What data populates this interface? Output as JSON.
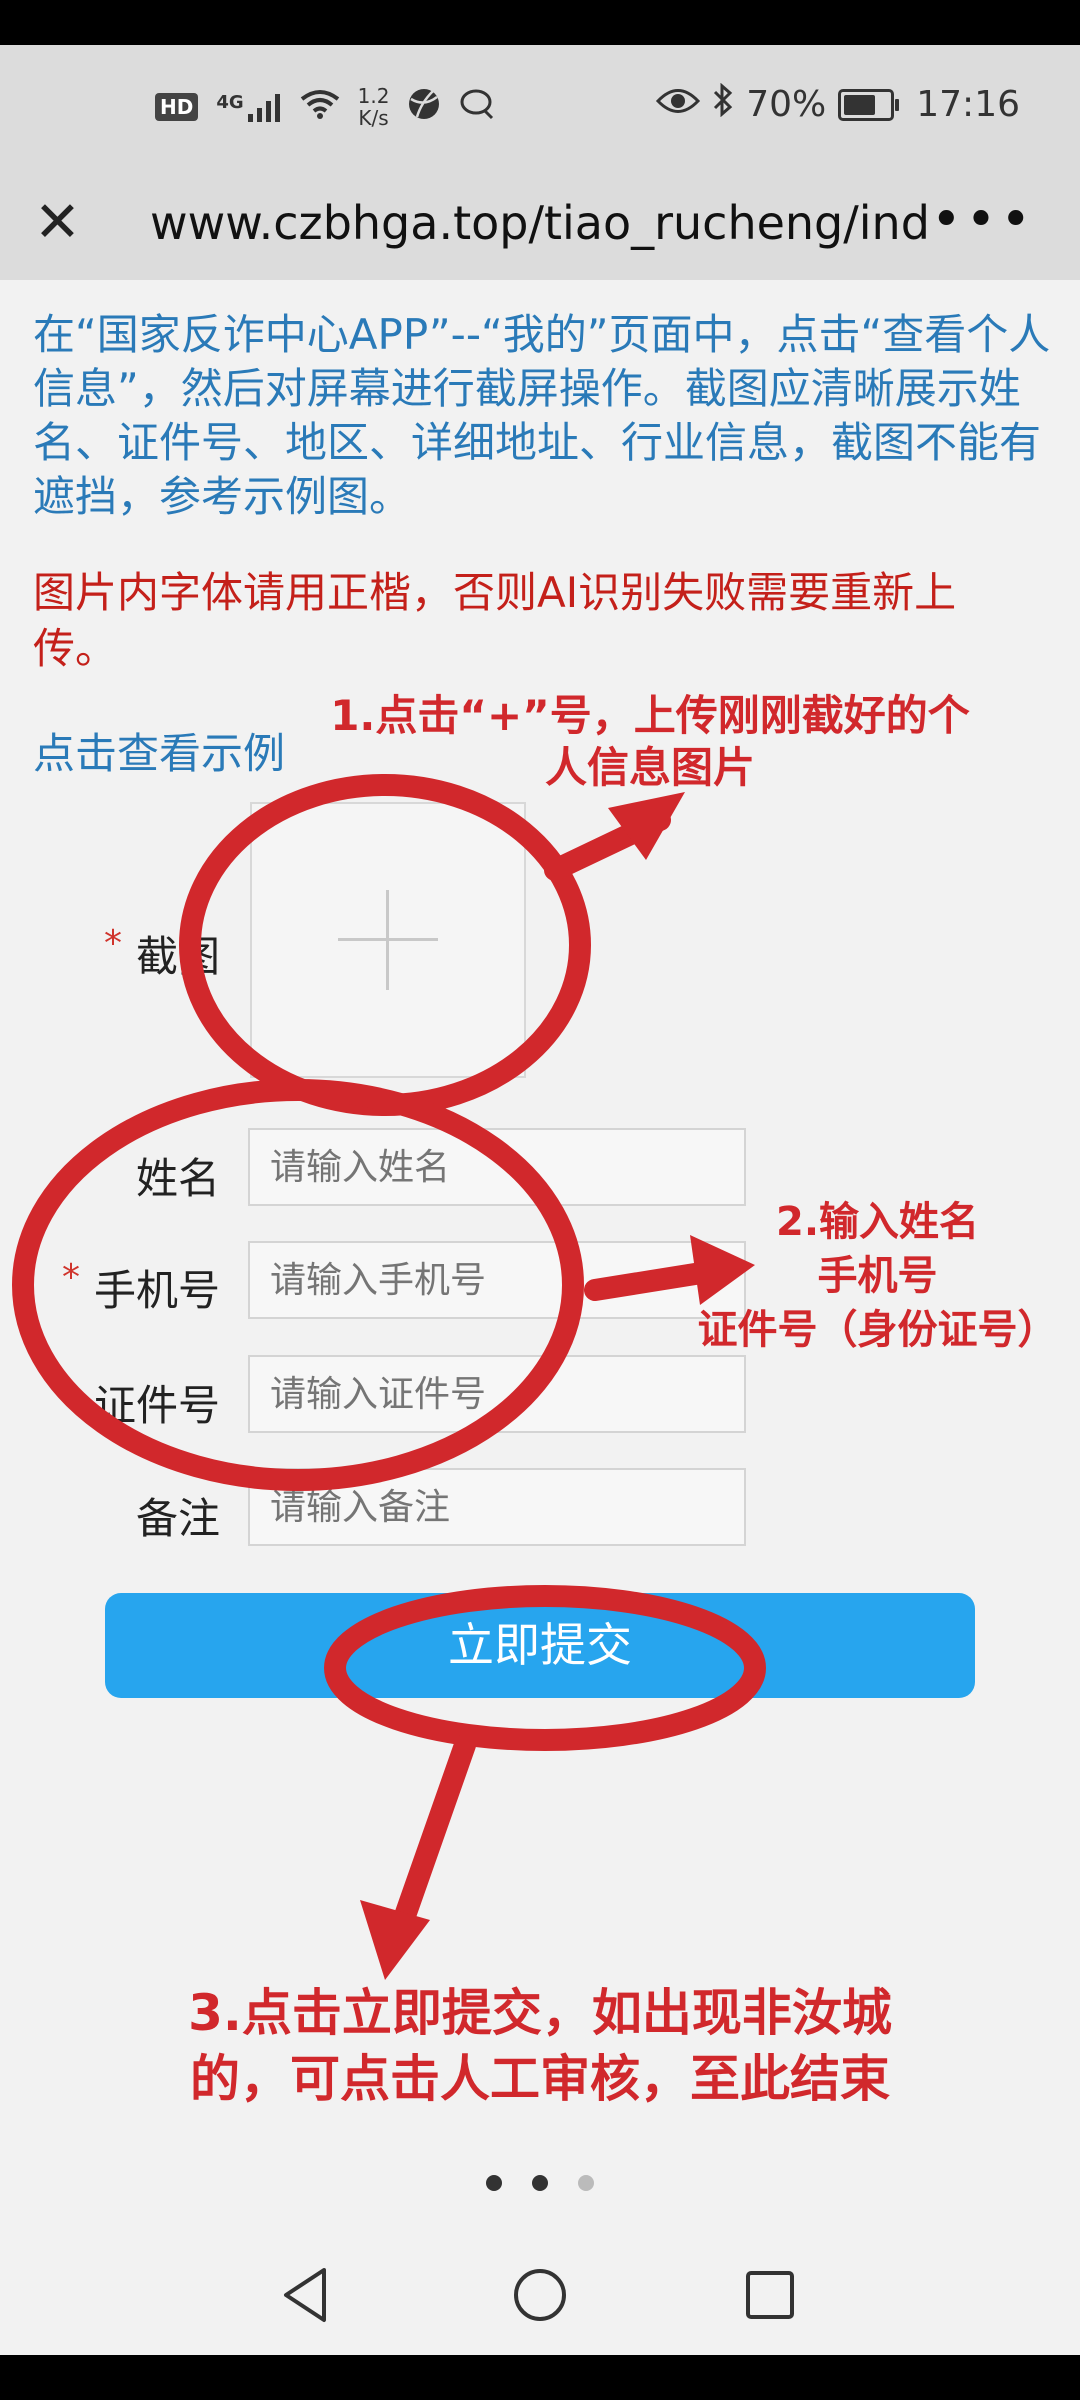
{
  "status_bar": {
    "hd": "HD",
    "network": "4G",
    "speed_value": "1.2",
    "speed_unit": "K/s",
    "battery_percent": "70%",
    "battery_level": 0.7,
    "time": "17:16"
  },
  "browser": {
    "url": "www.czbhga.top/tiao_rucheng/ind...",
    "menu_label": "•••"
  },
  "page": {
    "instruction": "在“国家反诈中心APP”--“我的”页面中，点击“查看个人信息”，然后对屏幕进行截屏操作。截图应清晰展示姓名、证件号、地区、详细地址、行业信息，截图不能有遮挡，参考示例图。",
    "warning": "图片内字体请用正楷，否则AI识别失败需要重新上传。",
    "example_link": "点击查看示例",
    "form": {
      "screenshot_label": "截图",
      "name_label": "姓名",
      "name_placeholder": "请输入姓名",
      "phone_label": "手机号",
      "phone_placeholder": "请输入手机号",
      "id_label": "证件号",
      "id_placeholder": "请输入证件号",
      "note_label": "备注",
      "note_placeholder": "请输入备注",
      "required_mark": "*",
      "submit_label": "立即提交"
    }
  },
  "annotations": {
    "step1_line1": "1.点击“+”号，上传刚刚截好的个",
    "step1_line2": "人信息图片",
    "step2_line1": "2.输入姓名",
    "step2_line2": "手机号",
    "step2_line3": "证件号（身份证号）",
    "step3_line1": "3.点击立即提交，如出现非汝城",
    "step3_line2": "的，可点击人工审核，至此结束",
    "color": "#d1282c"
  },
  "pager": {
    "count": 3,
    "active": 1
  },
  "colors": {
    "link_blue": "#2a7ab8",
    "warn_red": "#c4201a",
    "submit_blue": "#27a5ee"
  }
}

+++

• _Set task_: The records above need to be restated word for word, with the pictures left out.

• _Correct output_:
What data populates this interface? Output as JSON.
{
  "status_bar": {
    "hd": "HD",
    "network": "4G",
    "speed_value": "1.2",
    "speed_unit": "K/s",
    "battery_percent": "70%",
    "battery_level": 0.7,
    "time": "17:16"
  },
  "browser": {
    "url": "www.czbhga.top/tiao_rucheng/ind...",
    "menu_label": "•••"
  },
  "page": {
    "instruction": "在“国家反诈中心APP”--“我的”页面中，点击“查看个人信息”，然后对屏幕进行截屏操作。截图应清晰展示姓名、证件号、地区、详细地址、行业信息，截图不能有遮挡，参考示例图。",
    "warning": "图片内字体请用正楷，否则AI识别失败需要重新上传。",
    "example_link": "点击查看示例",
    "form": {
      "screenshot_label": "截图",
      "name_label": "姓名",
      "name_placeholder": "请输入姓名",
      "phone_label": "手机号",
      "phone_placeholder": "请输入手机号",
      "id_label": "证件号",
      "id_placeholder": "请输入证件号",
      "note_label": "备注",
      "note_placeholder": "请输入备注",
      "required_mark": "*",
      "submit_label": "立即提交"
    }
  },
  "annotations": {
    "step1_line1": "1.点击“+”号，上传刚刚截好的个",
    "step1_line2": "人信息图片",
    "step2_line1": "2.输入姓名",
    "step2_line2": "手机号",
    "step2_line3": "证件号（身份证号）",
    "step3_line1": "3.点击立即提交，如出现非汝城",
    "step3_line2": "的，可点击人工审核，至此结束",
    "color": "#d1282c"
  },
  "pager": {
    "count": 3,
    "active": 1
  },
  "colors": {
    "link_blue": "#2a7ab8",
    "warn_red": "#c4201a",
    "submit_blue": "#27a5ee"
  }
}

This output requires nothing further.